Exercise objective:
Report the number of lines where the string "мальчиков" occurs, and write nothing else.

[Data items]
^^^^
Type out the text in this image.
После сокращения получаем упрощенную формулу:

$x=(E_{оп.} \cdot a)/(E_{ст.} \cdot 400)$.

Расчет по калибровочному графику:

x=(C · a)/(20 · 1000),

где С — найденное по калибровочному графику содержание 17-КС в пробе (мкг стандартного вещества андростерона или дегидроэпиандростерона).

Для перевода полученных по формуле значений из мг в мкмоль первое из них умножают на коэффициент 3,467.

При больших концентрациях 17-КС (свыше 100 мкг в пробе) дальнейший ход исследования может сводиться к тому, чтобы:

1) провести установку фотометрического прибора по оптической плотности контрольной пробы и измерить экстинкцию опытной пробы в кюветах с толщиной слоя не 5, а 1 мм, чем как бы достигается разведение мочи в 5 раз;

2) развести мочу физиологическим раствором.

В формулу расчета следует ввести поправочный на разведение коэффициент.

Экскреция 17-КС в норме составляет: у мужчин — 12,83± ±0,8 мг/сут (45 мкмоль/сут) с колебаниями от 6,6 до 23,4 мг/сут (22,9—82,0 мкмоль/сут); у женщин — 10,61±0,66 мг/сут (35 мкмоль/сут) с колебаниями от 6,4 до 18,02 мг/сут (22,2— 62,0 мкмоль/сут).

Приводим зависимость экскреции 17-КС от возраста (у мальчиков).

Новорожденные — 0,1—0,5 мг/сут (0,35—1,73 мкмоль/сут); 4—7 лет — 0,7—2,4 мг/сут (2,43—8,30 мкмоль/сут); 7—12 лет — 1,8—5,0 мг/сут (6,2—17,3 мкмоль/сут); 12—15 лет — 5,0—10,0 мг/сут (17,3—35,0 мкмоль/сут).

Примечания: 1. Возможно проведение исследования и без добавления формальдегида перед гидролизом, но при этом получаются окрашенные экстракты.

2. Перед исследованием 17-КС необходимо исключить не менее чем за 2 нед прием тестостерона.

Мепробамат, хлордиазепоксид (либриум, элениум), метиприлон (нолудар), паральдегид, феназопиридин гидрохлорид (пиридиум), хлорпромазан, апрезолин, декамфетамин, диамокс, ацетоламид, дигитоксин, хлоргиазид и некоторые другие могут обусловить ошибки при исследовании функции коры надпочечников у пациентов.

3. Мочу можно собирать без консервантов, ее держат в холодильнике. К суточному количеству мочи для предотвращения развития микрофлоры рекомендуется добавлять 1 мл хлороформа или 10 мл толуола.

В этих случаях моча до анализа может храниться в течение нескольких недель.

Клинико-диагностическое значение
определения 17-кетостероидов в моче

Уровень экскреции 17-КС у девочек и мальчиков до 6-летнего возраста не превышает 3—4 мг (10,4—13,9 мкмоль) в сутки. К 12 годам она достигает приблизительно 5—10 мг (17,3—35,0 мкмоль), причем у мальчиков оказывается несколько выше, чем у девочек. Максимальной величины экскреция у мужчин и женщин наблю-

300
^^^^
Written solution:
2